> _STATED TASK_
Give all the lines below again, exactly, with no pictures.

> _INFORMATION GIVEN_
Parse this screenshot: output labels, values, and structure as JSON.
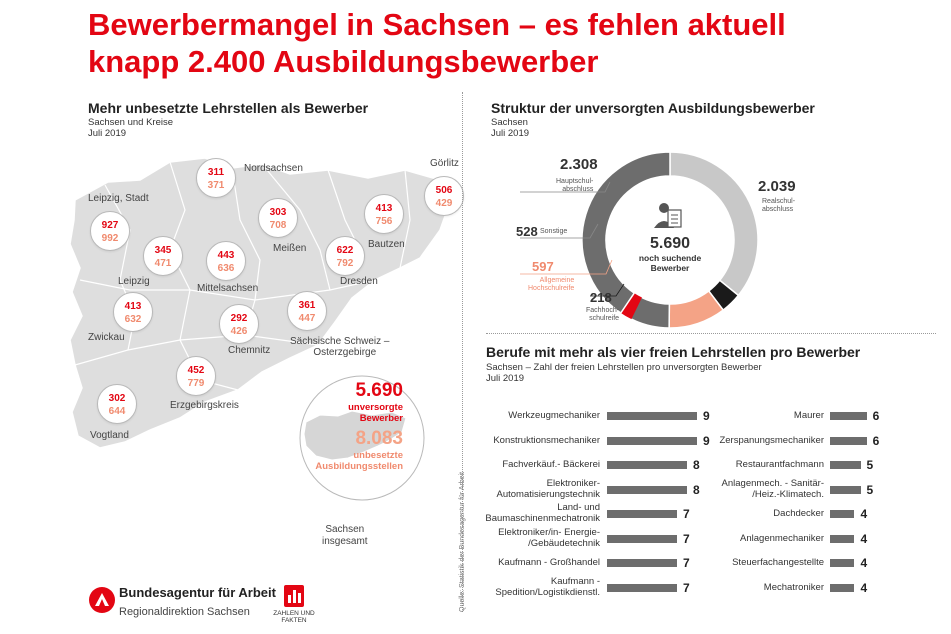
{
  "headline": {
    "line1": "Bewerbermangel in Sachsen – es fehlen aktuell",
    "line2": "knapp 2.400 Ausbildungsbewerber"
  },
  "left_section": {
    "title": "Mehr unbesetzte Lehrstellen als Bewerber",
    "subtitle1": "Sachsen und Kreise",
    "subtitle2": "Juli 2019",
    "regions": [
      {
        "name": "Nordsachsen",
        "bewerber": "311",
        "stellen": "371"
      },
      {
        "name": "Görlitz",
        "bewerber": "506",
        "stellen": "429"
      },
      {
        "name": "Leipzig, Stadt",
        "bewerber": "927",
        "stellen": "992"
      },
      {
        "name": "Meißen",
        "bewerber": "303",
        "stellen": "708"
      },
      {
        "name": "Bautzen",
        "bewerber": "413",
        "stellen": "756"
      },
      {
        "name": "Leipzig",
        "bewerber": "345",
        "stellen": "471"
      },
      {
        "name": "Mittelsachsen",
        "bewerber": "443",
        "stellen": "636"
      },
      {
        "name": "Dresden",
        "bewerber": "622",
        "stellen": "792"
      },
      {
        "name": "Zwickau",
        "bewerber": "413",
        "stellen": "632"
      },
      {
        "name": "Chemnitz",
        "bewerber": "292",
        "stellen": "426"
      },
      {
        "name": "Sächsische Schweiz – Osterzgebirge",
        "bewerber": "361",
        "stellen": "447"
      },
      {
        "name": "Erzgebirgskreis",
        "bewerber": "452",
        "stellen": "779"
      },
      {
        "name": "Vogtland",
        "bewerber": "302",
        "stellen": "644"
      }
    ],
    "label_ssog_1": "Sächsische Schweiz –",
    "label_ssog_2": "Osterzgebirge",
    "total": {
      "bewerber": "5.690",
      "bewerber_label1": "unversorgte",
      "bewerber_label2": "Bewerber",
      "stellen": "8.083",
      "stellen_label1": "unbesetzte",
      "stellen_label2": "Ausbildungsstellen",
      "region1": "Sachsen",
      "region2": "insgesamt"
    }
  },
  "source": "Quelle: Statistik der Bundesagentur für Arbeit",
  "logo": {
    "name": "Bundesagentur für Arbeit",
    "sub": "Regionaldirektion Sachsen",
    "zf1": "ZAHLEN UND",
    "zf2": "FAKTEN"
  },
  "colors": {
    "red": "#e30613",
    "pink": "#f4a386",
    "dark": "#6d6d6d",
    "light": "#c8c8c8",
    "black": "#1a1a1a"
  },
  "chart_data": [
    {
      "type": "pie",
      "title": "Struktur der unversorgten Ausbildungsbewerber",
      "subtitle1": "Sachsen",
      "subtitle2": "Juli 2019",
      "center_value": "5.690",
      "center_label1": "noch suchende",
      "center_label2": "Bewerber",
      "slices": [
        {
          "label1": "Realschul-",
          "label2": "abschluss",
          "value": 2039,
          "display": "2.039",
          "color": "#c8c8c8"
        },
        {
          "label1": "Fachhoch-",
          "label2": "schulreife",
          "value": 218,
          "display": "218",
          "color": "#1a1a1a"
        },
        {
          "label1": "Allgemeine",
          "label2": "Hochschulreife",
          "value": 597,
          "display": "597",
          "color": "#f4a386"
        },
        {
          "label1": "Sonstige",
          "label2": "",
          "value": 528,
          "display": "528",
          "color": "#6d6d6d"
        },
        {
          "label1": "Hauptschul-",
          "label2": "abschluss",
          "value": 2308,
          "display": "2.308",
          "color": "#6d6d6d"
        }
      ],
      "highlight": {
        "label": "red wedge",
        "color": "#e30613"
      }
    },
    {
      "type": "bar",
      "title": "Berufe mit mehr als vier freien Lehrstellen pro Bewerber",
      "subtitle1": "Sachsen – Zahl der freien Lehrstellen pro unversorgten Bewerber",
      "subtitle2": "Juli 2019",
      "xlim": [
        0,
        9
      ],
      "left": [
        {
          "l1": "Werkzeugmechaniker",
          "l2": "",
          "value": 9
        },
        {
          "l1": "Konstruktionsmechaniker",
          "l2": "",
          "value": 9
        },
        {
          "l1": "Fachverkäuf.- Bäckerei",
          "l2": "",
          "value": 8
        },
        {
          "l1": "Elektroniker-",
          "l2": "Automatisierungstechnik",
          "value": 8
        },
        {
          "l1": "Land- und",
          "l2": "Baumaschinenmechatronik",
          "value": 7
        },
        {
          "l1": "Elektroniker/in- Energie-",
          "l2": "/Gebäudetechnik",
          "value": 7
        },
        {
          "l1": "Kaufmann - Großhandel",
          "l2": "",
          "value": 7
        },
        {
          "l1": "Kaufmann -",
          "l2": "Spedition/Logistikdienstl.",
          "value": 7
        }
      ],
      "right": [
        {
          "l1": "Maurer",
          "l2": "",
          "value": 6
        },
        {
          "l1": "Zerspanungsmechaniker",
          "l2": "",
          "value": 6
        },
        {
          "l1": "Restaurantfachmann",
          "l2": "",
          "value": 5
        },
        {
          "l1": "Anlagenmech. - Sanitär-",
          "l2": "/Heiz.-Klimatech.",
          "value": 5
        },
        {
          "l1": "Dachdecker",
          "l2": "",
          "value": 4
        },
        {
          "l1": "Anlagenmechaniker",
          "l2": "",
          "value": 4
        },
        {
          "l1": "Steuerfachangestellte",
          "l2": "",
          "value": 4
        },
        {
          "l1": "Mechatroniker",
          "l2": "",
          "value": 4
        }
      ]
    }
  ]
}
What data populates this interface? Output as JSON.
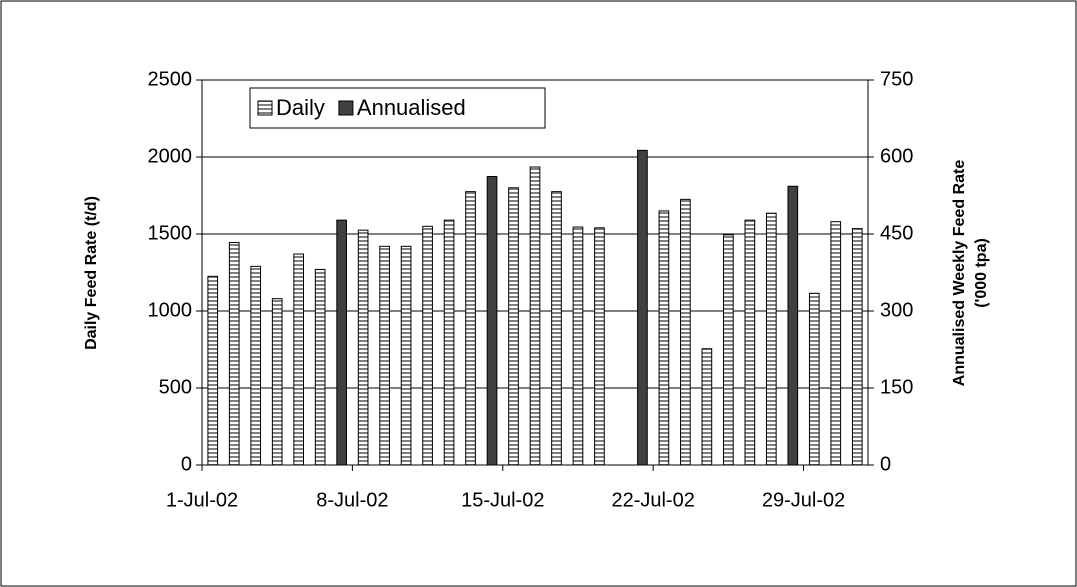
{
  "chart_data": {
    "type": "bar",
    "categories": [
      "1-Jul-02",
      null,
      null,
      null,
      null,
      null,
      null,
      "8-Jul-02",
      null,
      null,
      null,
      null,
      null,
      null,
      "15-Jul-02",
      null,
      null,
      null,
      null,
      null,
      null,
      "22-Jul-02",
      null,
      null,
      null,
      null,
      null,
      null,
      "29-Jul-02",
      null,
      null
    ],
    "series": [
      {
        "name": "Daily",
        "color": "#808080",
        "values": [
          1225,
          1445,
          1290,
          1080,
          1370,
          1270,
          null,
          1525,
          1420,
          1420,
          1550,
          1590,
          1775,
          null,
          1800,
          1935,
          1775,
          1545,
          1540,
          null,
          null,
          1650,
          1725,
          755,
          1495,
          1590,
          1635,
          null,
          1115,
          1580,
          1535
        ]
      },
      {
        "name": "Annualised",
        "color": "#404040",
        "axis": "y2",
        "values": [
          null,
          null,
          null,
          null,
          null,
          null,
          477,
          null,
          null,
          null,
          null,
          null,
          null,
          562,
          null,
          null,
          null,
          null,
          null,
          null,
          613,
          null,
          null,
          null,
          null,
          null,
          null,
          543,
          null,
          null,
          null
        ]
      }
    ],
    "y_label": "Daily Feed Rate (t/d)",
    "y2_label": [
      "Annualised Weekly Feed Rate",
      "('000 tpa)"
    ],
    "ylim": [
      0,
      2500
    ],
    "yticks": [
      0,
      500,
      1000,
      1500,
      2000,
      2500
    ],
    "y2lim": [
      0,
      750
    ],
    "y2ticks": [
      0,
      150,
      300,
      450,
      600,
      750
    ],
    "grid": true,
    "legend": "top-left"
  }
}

> _EXPECTED ANSWER_
Parse this screenshot: output labels, values, and structure as JSON.
{
  "headline": {
    "line1": "Bewerbermangel in Sachsen – es fehlen aktuell",
    "line2": "knapp 2.400 Ausbildungsbewerber"
  },
  "left_section": {
    "title": "Mehr unbesetzte Lehrstellen als Bewerber",
    "subtitle1": "Sachsen und Kreise",
    "subtitle2": "Juli 2019",
    "regions": [
      {
        "name": "Nordsachsen",
        "bewerber": "311",
        "stellen": "371"
      },
      {
        "name": "Görlitz",
        "bewerber": "506",
        "stellen": "429"
      },
      {
        "name": "Leipzig, Stadt",
        "bewerber": "927",
        "stellen": "992"
      },
      {
        "name": "Meißen",
        "bewerber": "303",
        "stellen": "708"
      },
      {
        "name": "Bautzen",
        "bewerber": "413",
        "stellen": "756"
      },
      {
        "name": "Leipzig",
        "bewerber": "345",
        "stellen": "471"
      },
      {
        "name": "Mittelsachsen",
        "bewerber": "443",
        "stellen": "636"
      },
      {
        "name": "Dresden",
        "bewerber": "622",
        "stellen": "792"
      },
      {
        "name": "Zwickau",
        "bewerber": "413",
        "stellen": "632"
      },
      {
        "name": "Chemnitz",
        "bewerber": "292",
        "stellen": "426"
      },
      {
        "name": "Sächsische Schweiz – Osterzgebirge",
        "bewerber": "361",
        "stellen": "447"
      },
      {
        "name": "Erzgebirgskreis",
        "bewerber": "452",
        "stellen": "779"
      },
      {
        "name": "Vogtland",
        "bewerber": "302",
        "stellen": "644"
      }
    ],
    "label_ssog_1": "Sächsische Schweiz –",
    "label_ssog_2": "Osterzgebirge",
    "total": {
      "bewerber": "5.690",
      "bewerber_label1": "unversorgte",
      "bewerber_label2": "Bewerber",
      "stellen": "8.083",
      "stellen_label1": "unbesetzte",
      "stellen_label2": "Ausbildungsstellen",
      "region1": "Sachsen",
      "region2": "insgesamt"
    }
  },
  "source": "Quelle: Statistik der Bundesagentur für Arbeit",
  "logo": {
    "name": "Bundesagentur für Arbeit",
    "sub": "Regionaldirektion Sachsen",
    "zf1": "ZAHLEN UND",
    "zf2": "FAKTEN"
  },
  "colors": {
    "red": "#e30613",
    "pink": "#f4a386",
    "dark": "#6d6d6d",
    "light": "#c8c8c8",
    "black": "#1a1a1a"
  },
  "chart_data": [
    {
      "type": "pie",
      "title": "Struktur der unversorgten Ausbildungsbewerber",
      "subtitle1": "Sachsen",
      "subtitle2": "Juli 2019",
      "center_value": "5.690",
      "center_label1": "noch suchende",
      "center_label2": "Bewerber",
      "slices": [
        {
          "label1": "Realschul-",
          "label2": "abschluss",
          "value": 2039,
          "display": "2.039",
          "color": "#c8c8c8"
        },
        {
          "label1": "Fachhoch-",
          "label2": "schulreife",
          "value": 218,
          "display": "218",
          "color": "#1a1a1a"
        },
        {
          "label1": "Allgemeine",
          "label2": "Hochschulreife",
          "value": 597,
          "display": "597",
          "color": "#f4a386"
        },
        {
          "label1": "Sonstige",
          "label2": "",
          "value": 528,
          "display": "528",
          "color": "#6d6d6d"
        },
        {
          "label1": "Hauptschul-",
          "label2": "abschluss",
          "value": 2308,
          "display": "2.308",
          "color": "#6d6d6d"
        }
      ],
      "highlight": {
        "label": "red wedge",
        "color": "#e30613"
      }
    },
    {
      "type": "bar",
      "title": "Berufe mit mehr als vier freien Lehrstellen pro Bewerber",
      "subtitle1": "Sachsen – Zahl der freien Lehrstellen pro unversorgten Bewerber",
      "subtitle2": "Juli 2019",
      "xlim": [
        0,
        9
      ],
      "left": [
        {
          "l1": "Werkzeugmechaniker",
          "l2": "",
          "value": 9
        },
        {
          "l1": "Konstruktionsmechaniker",
          "l2": "",
          "value": 9
        },
        {
          "l1": "Fachverkäuf.- Bäckerei",
          "l2": "",
          "value": 8
        },
        {
          "l1": "Elektroniker-",
          "l2": "Automatisierungstechnik",
          "value": 8
        },
        {
          "l1": "Land- und",
          "l2": "Baumaschinenmechatronik",
          "value": 7
        },
        {
          "l1": "Elektroniker/in- Energie-",
          "l2": "/Gebäudetechnik",
          "value": 7
        },
        {
          "l1": "Kaufmann - Großhandel",
          "l2": "",
          "value": 7
        },
        {
          "l1": "Kaufmann -",
          "l2": "Spedition/Logistikdienstl.",
          "value": 7
        }
      ],
      "right": [
        {
          "l1": "Maurer",
          "l2": "",
          "value": 6
        },
        {
          "l1": "Zerspanungsmechaniker",
          "l2": "",
          "value": 6
        },
        {
          "l1": "Restaurantfachmann",
          "l2": "",
          "value": 5
        },
        {
          "l1": "Anlagenmech. - Sanitär-",
          "l2": "/Heiz.-Klimatech.",
          "value": 5
        },
        {
          "l1": "Dachdecker",
          "l2": "",
          "value": 4
        },
        {
          "l1": "Anlagenmechaniker",
          "l2": "",
          "value": 4
        },
        {
          "l1": "Steuerfachangestellte",
          "l2": "",
          "value": 4
        },
        {
          "l1": "Mechatroniker",
          "l2": "",
          "value": 4
        }
      ]
    }
  ]
}
What data populates this interface? Output as JSON.
{
  "chart_data": {
    "type": "bar",
    "categories": [
      "1-Jul-02",
      null,
      null,
      null,
      null,
      null,
      null,
      "8-Jul-02",
      null,
      null,
      null,
      null,
      null,
      null,
      "15-Jul-02",
      null,
      null,
      null,
      null,
      null,
      null,
      "22-Jul-02",
      null,
      null,
      null,
      null,
      null,
      null,
      "29-Jul-02",
      null,
      null
    ],
    "series": [
      {
        "name": "Daily",
        "color": "#808080",
        "values": [
          1225,
          1445,
          1290,
          1080,
          1370,
          1270,
          null,
          1525,
          1420,
          1420,
          1550,
          1590,
          1775,
          null,
          1800,
          1935,
          1775,
          1545,
          1540,
          null,
          null,
          1650,
          1725,
          755,
          1495,
          1590,
          1635,
          null,
          1115,
          1580,
          1535
        ]
      },
      {
        "name": "Annualised",
        "color": "#404040",
        "axis": "y2",
        "values": [
          null,
          null,
          null,
          null,
          null,
          null,
          477,
          null,
          null,
          null,
          null,
          null,
          null,
          562,
          null,
          null,
          null,
          null,
          null,
          null,
          613,
          null,
          null,
          null,
          null,
          null,
          null,
          543,
          null,
          null,
          null
        ]
      }
    ],
    "y_label": "Daily Feed Rate (t/d)",
    "y2_label": [
      "Annualised Weekly Feed Rate",
      "('000 tpa)"
    ],
    "ylim": [
      0,
      2500
    ],
    "yticks": [
      0,
      500,
      1000,
      1500,
      2000,
      2500
    ],
    "y2lim": [
      0,
      750
    ],
    "y2ticks": [
      0,
      150,
      300,
      450,
      600,
      750
    ],
    "grid": true,
    "legend": "top-left"
  }
}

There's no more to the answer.